──────── DATA SHOWN

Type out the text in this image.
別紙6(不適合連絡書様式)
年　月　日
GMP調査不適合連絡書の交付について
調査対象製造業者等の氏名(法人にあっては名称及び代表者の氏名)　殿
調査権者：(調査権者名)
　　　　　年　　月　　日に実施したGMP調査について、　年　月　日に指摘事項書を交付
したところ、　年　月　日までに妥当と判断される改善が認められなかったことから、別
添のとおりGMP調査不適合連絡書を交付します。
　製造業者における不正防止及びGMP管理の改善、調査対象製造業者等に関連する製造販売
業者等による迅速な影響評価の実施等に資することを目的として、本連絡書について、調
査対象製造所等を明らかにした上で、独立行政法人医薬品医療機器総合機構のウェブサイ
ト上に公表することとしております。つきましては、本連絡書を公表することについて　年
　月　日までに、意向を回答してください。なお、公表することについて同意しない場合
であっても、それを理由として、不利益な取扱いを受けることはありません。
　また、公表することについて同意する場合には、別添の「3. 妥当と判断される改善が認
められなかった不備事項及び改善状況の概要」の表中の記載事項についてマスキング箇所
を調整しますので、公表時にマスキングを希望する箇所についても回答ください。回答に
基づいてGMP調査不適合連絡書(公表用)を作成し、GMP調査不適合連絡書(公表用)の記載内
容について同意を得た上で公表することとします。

────────────────
──────── DATA SHOWN

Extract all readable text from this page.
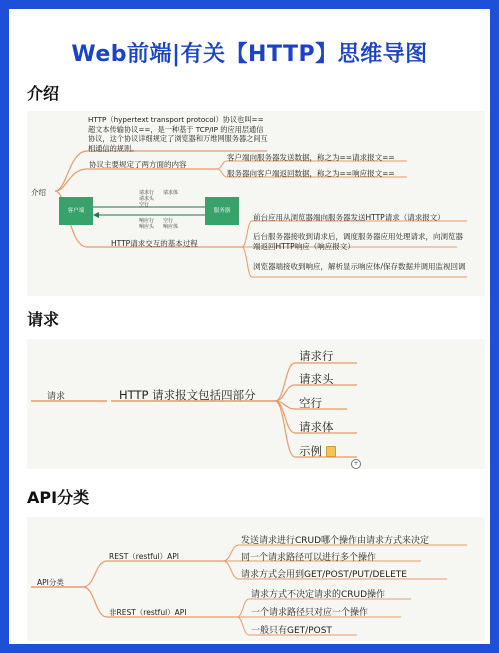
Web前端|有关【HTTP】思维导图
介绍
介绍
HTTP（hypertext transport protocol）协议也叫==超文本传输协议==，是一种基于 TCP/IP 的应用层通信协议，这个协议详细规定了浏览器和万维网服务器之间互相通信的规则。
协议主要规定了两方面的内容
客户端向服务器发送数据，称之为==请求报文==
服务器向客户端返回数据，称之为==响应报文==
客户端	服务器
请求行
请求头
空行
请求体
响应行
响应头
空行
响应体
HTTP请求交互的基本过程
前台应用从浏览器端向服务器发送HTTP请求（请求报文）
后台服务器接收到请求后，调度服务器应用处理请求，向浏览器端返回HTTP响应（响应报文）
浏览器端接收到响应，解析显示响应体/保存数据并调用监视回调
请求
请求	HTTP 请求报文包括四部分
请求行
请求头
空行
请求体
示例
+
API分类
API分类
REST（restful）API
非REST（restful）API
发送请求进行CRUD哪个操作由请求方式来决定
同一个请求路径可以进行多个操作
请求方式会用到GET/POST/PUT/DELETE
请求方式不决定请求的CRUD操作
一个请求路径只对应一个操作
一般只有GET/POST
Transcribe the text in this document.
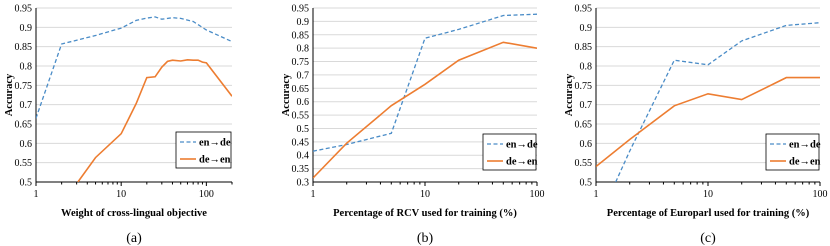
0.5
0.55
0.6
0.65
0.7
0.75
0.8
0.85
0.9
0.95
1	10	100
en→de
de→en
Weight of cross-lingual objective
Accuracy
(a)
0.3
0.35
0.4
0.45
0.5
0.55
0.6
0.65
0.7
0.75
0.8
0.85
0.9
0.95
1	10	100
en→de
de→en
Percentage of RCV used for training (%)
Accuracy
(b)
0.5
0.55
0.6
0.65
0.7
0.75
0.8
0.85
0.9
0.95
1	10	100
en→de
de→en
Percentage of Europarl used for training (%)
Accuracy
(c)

────────────────

» **JOB**: Take every line above carrying "used" and return it.

» **ANSWER TO THE TASK**:
Percentage of RCV used for training (%)
Percentage of Europarl used for training (%)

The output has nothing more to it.